[Records contained in a dataset]
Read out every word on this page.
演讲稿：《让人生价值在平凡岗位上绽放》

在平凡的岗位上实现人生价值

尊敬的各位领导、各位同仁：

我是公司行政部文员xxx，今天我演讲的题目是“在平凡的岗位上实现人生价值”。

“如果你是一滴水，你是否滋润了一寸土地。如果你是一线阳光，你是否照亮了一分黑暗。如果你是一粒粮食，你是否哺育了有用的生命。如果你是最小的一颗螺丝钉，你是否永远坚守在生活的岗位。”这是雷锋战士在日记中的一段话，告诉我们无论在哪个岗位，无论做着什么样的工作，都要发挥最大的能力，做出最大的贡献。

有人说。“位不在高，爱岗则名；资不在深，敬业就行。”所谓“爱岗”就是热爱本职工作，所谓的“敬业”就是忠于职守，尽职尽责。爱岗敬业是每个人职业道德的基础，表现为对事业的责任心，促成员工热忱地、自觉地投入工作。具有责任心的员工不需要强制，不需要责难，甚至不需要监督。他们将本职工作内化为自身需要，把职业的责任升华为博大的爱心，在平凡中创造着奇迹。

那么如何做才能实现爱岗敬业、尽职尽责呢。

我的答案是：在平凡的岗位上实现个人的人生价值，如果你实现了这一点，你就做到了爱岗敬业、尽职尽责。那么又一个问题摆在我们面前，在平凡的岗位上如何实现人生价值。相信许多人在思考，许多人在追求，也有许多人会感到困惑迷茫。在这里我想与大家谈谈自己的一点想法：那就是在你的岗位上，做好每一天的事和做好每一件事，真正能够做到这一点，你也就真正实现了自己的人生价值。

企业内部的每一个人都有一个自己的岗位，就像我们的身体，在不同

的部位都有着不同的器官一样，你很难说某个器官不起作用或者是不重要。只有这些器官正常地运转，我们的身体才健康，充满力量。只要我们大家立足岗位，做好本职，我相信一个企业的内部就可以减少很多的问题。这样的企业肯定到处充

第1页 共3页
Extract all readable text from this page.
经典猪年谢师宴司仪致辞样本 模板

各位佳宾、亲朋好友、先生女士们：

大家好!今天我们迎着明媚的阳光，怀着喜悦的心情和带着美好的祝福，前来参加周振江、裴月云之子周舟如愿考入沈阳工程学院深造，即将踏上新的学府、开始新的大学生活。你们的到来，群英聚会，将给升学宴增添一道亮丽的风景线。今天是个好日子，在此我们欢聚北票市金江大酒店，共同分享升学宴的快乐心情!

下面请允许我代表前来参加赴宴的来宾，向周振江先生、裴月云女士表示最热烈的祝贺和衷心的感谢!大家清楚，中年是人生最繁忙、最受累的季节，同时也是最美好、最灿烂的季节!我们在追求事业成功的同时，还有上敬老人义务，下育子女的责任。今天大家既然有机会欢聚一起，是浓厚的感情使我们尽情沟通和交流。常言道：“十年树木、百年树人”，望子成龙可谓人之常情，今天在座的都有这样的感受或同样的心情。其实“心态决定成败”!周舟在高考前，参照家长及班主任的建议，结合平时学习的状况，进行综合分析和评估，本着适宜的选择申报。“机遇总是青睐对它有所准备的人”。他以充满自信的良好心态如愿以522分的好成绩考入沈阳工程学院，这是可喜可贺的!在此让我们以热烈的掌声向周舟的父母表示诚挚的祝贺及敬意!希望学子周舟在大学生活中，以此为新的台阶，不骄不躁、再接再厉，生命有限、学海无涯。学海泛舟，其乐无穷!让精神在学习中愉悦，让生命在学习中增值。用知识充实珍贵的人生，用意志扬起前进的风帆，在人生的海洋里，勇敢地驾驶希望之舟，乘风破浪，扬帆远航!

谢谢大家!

* [Given instruction]
Reproduce the data, keeping every line exactly the same.

* [Answer in full]
Read out every word on this page.
演讲稿：《让人生价值在平凡岗位上绽放》

在平凡的岗位上实现人生价值

尊敬的各位领导、各位同仁：

我是公司行政部文员xxx，今天我演讲的题目是“在平凡的岗位上实现人生价值”。

“如果你是一滴水，你是否滋润了一寸土地。如果你是一线阳光，你是否照亮了一分黑暗。如果你是一粒粮食，你是否哺育了有用的生命。如果你是最小的一颗螺丝钉，你是否永远坚守在生活的岗位。”这是雷锋战士在日记中的一段话，告诉我们无论在哪个岗位，无论做着什么样的工作，都要发挥最大的能力，做出最大的贡献。

有人说。“位不在高，爱岗则名；资不在深，敬业就行。”所谓“爱岗”就是热爱本职工作，所谓的“敬业”就是忠于职守，尽职尽责。爱岗敬业是每个人职业道德的基础，表现为对事业的责任心，促成员工热忱地、自觉地投入工作。具有责任心的员工不需要强制，不需要责难，甚至不需要监督。他们将本职工作内化为自身需要，把职业的责任升华为博大的爱心，在平凡中创造着奇迹。

那么如何做才能实现爱岗敬业、尽职尽责呢。

我的答案是：在平凡的岗位上实现个人的人生价值，如果你实现了这一点，你就做到了爱岗敬业、尽职尽责。那么又一个问题摆在我们面前，在平凡的岗位上如何实现人生价值。相信许多人在思考，许多人在追求，也有许多人会感到困惑迷茫。在这里我想与大家谈谈自己的一点想法：那就是在你的岗位上，做好每一天的事和做好每一件事，真正能够做到这一点，你也就真正实现了自己的人生价值。

企业内部的每一个人都有一个自己的岗位，就像我们的身体，在不同

的部位都有着不同的器官一样，你很难说某个器官不起作用或者是不重要。只有这些器官正常地运转，我们的身体才健康，充满力量。只要我们大家立足岗位，做好本职，我相信一个企业的内部就可以减少很多的问题。这样的企业肯定到处充

第1页 共3页
Extract all readable text from this page.
经典猪年谢师宴司仪致辞样本 模板

各位佳宾、亲朋好友、先生女士们：

大家好!今天我们迎着明媚的阳光，怀着喜悦的心情和带着美好的祝福，前来参加周振江、裴月云之子周舟如愿考入沈阳工程学院深造，即将踏上新的学府、开始新的大学生活。你们的到来，群英聚会，将给升学宴增添一道亮丽的风景线。今天是个好日子，在此我们欢聚北票市金江大酒店，共同分享升学宴的快乐心情!

下面请允许我代表前来参加赴宴的来宾，向周振江先生、裴月云女士表示最热烈的祝贺和衷心的感谢!大家清楚，中年是人生最繁忙、最受累的季节，同时也是最美好、最灿烂的季节!我们在追求事业成功的同时，还有上敬老人义务，下育子女的责任。今天大家既然有机会欢聚一起，是浓厚的感情使我们尽情沟通和交流。常言道：“十年树木、百年树人”，望子成龙可谓人之常情，今天在座的都有这样的感受或同样的心情。其实“心态决定成败”!周舟在高考前，参照家长及班主任的建议，结合平时学习的状况，进行综合分析和评估，本着适宜的选择申报。“机遇总是青睐对它有所准备的人”。他以充满自信的良好心态如愿以522分的好成绩考入沈阳工程学院，这是可喜可贺的!在此让我们以热烈的掌声向周舟的父母表示诚挚的祝贺及敬意!希望学子周舟在大学生活中，以此为新的台阶，不骄不躁、再接再厉，生命有限、学海无涯。学海泛舟，其乐无穷!让精神在学习中愉悦，让生命在学习中增值。用知识充实珍贵的人生，用意志扬起前进的风帆，在人生的海洋里，勇敢地驾驶希望之舟，乘风破浪，扬帆远航!

谢谢大家!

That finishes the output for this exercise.